Listed entries start

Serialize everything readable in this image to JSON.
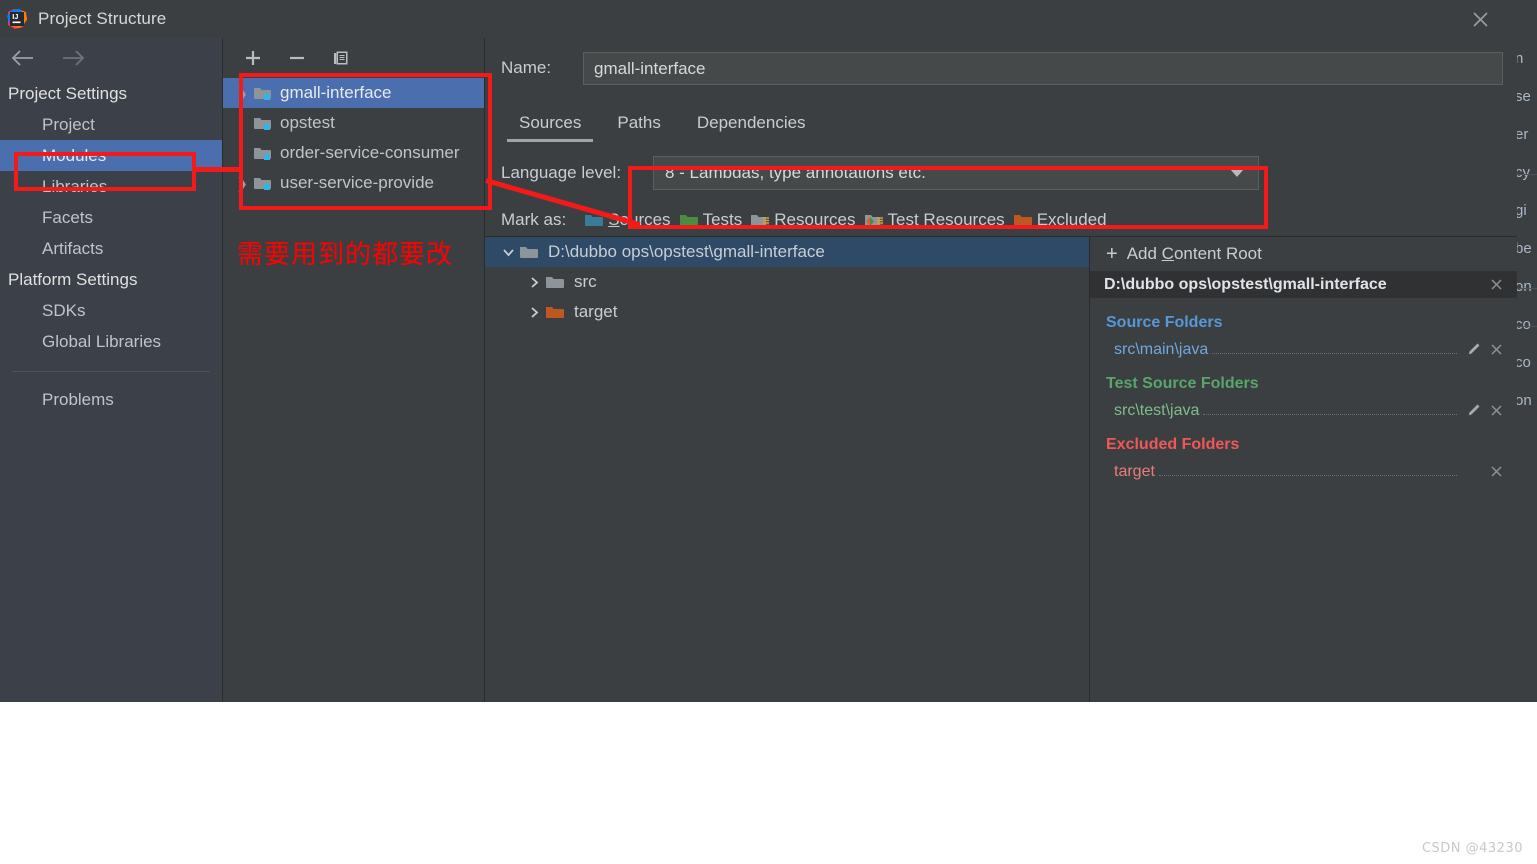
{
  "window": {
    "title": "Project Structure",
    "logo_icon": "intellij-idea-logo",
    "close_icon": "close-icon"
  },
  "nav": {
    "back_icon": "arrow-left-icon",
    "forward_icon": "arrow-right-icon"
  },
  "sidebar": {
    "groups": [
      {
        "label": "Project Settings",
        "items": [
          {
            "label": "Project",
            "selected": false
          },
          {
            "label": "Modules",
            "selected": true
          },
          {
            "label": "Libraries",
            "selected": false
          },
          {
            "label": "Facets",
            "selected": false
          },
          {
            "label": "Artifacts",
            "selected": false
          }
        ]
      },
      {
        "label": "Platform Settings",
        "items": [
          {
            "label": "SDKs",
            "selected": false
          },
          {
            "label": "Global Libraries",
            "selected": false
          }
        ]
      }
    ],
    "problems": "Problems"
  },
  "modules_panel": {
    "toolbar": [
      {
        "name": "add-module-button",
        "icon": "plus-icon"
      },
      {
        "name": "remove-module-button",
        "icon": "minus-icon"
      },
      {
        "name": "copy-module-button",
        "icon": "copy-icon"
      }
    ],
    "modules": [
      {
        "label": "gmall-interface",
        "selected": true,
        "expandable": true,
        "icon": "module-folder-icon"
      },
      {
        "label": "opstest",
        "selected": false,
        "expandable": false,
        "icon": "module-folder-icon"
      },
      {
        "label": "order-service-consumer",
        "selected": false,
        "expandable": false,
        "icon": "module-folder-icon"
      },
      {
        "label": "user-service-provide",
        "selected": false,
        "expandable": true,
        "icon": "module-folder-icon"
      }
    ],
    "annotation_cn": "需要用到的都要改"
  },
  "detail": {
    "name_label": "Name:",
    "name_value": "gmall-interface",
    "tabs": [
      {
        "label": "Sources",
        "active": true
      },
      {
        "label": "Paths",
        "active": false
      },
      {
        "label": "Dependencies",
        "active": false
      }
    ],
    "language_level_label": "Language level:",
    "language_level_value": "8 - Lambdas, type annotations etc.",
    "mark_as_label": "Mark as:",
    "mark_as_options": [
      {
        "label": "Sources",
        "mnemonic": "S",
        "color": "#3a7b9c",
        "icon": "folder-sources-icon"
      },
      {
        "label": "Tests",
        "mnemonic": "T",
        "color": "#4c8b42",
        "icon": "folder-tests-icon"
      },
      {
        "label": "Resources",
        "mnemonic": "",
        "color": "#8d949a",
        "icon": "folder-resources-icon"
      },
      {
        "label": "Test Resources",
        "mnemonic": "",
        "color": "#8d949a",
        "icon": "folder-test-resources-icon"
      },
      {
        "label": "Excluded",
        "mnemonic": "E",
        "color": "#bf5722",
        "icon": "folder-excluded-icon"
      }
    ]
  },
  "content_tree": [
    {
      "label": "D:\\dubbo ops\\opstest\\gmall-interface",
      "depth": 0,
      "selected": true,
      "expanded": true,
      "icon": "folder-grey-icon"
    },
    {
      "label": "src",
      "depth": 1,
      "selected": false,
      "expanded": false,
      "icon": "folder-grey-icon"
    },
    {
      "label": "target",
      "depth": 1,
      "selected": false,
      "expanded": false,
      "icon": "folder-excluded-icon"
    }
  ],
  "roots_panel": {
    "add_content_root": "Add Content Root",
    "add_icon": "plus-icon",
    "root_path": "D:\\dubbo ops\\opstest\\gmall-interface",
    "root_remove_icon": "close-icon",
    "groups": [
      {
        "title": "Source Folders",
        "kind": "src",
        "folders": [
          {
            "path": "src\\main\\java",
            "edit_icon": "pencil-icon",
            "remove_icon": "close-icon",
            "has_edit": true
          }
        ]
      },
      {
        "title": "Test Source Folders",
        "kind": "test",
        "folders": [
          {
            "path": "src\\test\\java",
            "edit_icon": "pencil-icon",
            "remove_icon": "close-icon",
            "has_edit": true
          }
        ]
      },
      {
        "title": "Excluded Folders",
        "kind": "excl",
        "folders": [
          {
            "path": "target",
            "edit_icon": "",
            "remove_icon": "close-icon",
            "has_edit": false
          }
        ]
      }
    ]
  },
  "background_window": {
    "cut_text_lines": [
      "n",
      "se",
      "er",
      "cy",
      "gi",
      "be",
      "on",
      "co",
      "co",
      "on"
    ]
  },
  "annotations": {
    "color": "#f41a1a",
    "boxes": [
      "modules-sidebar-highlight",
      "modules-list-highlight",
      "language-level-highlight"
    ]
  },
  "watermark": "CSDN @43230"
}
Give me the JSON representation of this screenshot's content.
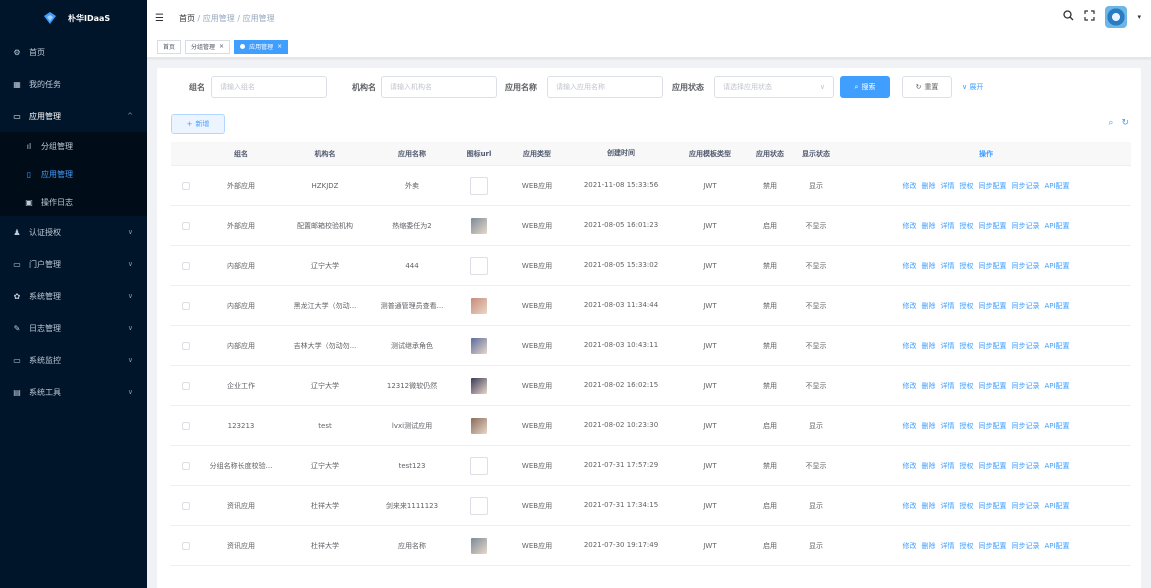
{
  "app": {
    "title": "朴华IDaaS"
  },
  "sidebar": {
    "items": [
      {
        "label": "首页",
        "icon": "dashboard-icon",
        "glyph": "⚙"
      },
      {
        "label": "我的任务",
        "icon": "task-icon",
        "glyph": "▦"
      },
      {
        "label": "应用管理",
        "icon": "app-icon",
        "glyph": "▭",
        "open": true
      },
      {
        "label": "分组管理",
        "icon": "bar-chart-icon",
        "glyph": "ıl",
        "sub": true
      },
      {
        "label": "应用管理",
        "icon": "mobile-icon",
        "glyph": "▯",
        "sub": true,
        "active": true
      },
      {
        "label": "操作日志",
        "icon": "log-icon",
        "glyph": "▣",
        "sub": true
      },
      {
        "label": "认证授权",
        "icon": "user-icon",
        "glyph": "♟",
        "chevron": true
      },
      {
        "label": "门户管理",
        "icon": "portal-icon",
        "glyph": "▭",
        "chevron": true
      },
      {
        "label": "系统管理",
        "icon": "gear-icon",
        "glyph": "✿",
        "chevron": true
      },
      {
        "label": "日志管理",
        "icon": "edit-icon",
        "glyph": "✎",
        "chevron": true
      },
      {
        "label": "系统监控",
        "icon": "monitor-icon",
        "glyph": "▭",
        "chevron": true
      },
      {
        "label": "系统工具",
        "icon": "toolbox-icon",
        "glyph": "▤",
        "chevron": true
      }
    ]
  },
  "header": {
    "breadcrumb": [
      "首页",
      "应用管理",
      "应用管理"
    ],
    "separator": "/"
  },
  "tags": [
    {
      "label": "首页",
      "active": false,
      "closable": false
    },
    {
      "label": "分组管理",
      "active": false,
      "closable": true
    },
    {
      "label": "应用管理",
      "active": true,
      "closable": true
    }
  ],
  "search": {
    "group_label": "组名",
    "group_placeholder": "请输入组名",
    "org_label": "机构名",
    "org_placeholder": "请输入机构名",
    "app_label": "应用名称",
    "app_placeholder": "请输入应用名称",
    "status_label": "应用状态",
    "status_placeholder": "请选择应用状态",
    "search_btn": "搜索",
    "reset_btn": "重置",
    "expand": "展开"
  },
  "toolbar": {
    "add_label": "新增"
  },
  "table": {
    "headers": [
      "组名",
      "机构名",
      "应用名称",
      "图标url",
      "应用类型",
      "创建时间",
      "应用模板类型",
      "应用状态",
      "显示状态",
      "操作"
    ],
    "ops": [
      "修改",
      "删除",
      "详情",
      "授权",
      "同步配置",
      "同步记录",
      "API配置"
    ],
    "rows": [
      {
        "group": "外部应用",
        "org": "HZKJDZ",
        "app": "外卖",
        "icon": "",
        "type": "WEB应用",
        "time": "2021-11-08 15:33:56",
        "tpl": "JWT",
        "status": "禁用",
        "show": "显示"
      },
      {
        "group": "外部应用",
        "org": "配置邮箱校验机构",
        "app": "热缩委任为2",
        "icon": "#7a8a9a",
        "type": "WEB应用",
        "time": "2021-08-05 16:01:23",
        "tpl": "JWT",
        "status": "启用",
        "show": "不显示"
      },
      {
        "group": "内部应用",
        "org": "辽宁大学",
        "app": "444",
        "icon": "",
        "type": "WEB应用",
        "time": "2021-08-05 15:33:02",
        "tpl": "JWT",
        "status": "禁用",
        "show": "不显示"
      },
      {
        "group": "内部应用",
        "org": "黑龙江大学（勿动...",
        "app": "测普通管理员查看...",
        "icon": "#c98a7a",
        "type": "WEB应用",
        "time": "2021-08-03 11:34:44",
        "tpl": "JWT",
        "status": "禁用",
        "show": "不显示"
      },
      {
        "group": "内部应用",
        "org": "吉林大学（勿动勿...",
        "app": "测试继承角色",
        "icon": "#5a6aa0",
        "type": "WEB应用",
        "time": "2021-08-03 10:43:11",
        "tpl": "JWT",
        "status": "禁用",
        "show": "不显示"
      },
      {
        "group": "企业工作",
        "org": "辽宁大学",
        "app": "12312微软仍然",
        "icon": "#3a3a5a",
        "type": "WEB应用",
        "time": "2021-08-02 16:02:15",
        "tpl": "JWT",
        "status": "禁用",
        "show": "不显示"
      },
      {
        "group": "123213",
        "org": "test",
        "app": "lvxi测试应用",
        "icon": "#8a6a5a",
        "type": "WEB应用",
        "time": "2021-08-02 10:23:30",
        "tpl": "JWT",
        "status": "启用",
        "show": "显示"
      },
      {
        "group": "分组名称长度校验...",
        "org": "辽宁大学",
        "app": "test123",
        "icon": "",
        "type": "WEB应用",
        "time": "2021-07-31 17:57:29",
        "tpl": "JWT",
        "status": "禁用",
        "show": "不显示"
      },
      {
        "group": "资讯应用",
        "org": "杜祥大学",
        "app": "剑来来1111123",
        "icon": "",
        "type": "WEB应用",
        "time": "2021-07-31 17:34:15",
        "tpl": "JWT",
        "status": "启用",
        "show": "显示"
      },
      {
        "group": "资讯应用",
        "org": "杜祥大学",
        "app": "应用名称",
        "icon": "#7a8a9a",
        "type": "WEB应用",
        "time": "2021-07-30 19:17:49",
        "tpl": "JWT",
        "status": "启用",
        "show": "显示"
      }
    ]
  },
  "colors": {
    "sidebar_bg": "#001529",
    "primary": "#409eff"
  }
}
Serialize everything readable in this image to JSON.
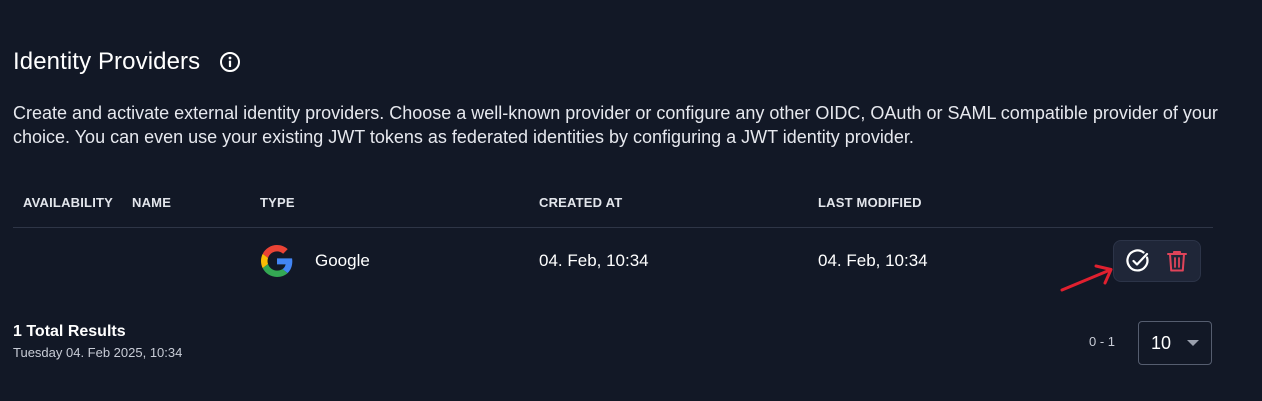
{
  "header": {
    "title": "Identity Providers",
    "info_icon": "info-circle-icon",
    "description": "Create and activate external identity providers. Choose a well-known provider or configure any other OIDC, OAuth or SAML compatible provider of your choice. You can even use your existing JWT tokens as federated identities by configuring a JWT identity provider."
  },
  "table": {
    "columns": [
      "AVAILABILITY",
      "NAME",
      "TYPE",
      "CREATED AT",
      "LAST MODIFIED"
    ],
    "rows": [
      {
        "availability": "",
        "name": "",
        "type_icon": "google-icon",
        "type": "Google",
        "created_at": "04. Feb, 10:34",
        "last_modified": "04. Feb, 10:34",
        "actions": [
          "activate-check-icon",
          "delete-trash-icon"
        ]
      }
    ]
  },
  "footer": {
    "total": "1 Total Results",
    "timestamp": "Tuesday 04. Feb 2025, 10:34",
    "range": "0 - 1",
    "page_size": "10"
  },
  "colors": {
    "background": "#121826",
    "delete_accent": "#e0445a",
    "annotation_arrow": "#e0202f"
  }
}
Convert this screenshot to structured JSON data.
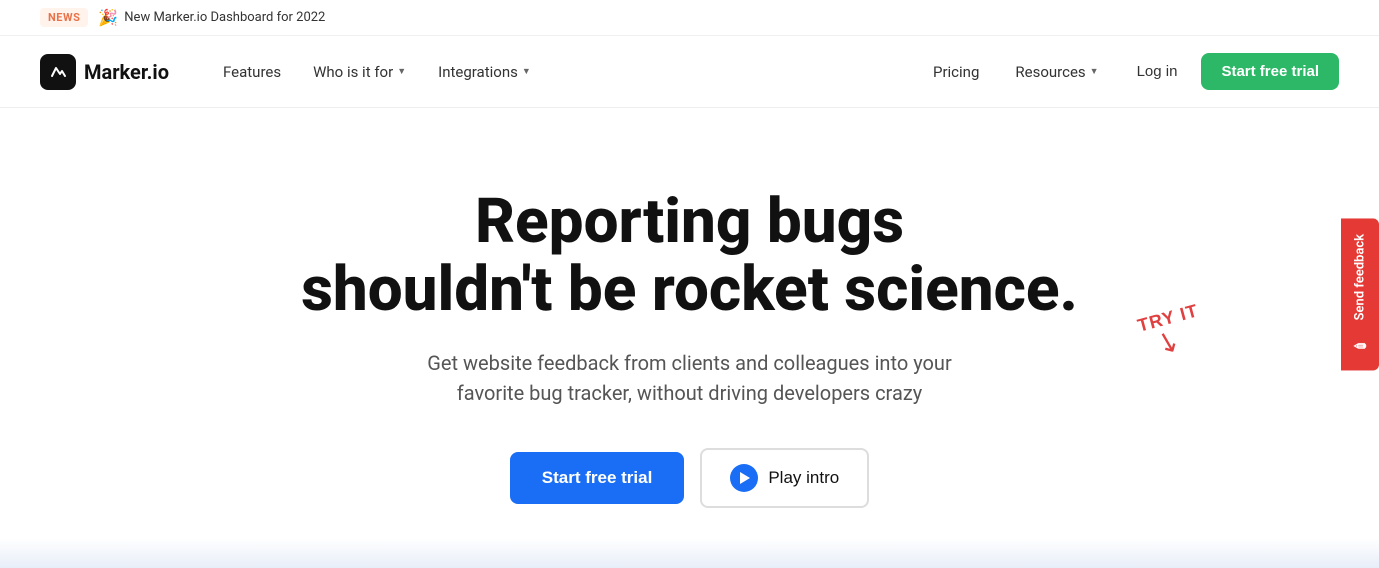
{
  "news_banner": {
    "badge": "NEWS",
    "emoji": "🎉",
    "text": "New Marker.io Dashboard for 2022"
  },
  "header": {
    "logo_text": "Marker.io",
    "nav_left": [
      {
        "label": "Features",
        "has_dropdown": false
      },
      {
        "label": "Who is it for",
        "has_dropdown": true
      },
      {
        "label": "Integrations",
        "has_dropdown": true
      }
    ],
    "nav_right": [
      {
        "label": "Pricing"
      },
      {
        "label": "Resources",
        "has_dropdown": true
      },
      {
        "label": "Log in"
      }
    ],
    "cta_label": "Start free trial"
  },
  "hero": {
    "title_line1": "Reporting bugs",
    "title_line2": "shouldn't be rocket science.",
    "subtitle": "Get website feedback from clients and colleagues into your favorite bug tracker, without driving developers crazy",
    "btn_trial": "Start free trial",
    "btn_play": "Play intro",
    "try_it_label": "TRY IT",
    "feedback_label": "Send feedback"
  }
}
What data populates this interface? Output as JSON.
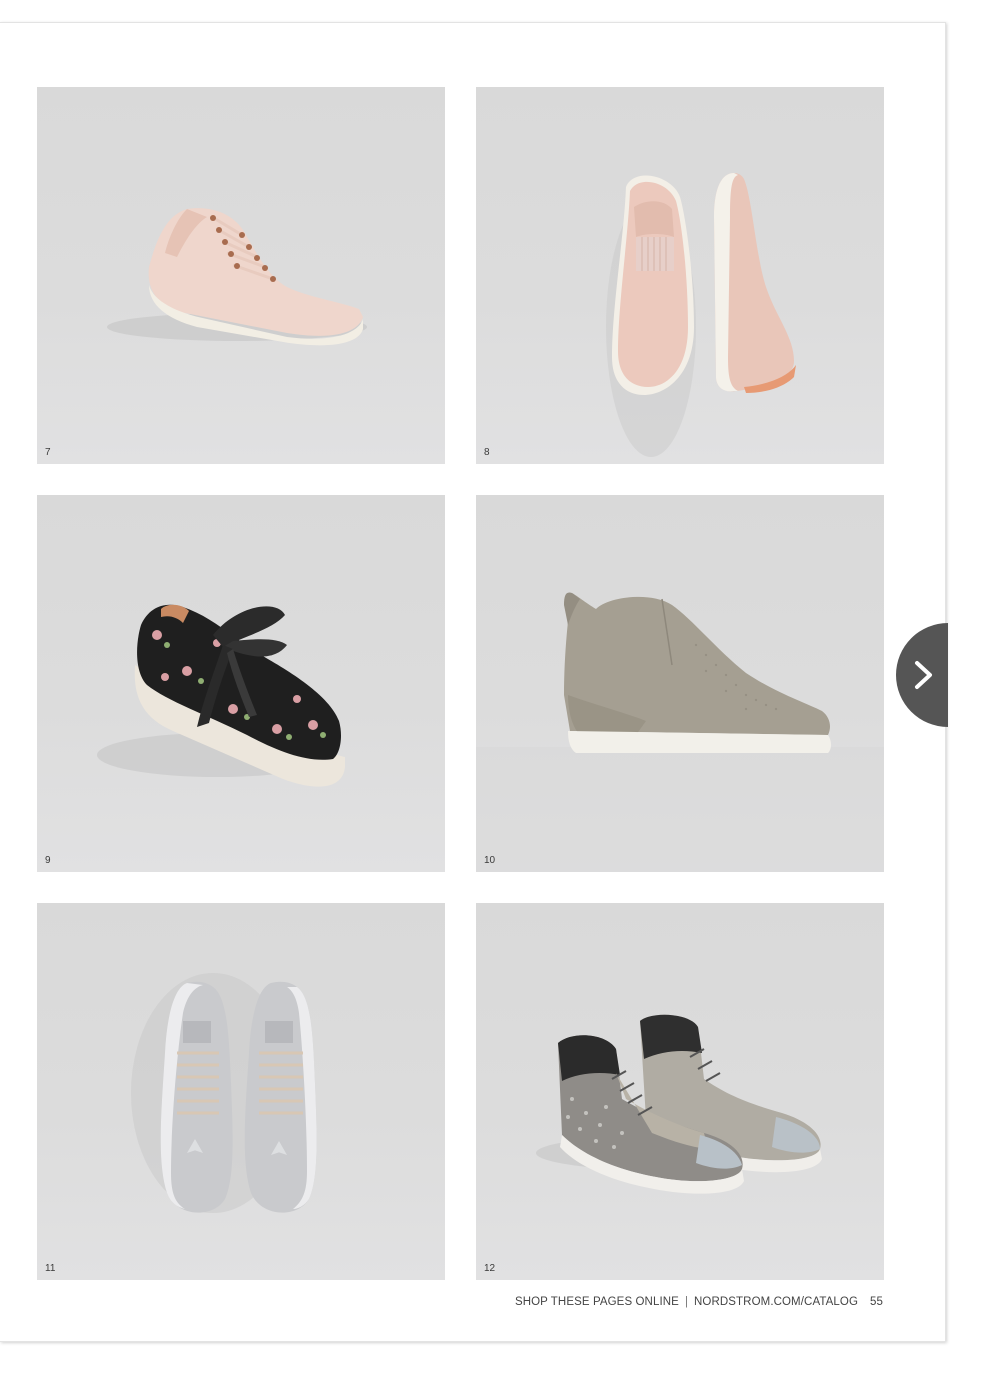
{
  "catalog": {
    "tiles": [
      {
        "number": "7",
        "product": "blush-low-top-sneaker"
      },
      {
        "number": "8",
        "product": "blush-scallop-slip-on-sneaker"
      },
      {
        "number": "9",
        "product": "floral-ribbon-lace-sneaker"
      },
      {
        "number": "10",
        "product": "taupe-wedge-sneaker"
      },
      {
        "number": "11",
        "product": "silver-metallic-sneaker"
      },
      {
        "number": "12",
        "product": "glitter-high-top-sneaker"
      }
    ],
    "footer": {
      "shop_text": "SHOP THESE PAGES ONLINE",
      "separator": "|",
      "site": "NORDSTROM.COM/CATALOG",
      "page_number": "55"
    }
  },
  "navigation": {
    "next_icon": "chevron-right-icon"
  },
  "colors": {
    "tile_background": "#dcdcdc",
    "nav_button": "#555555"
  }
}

Listed entries end

Find the string "activate" in the records, then copy each line where it occurs.

    "description": "Create and activate external identity providers. Choose a well-known provider or configure any other OIDC, OAuth or SAML compatible provider of your choice. You can even use your existing JWT tokens as federated identities by configuring a JWT identity provider."
          "activate-check-icon",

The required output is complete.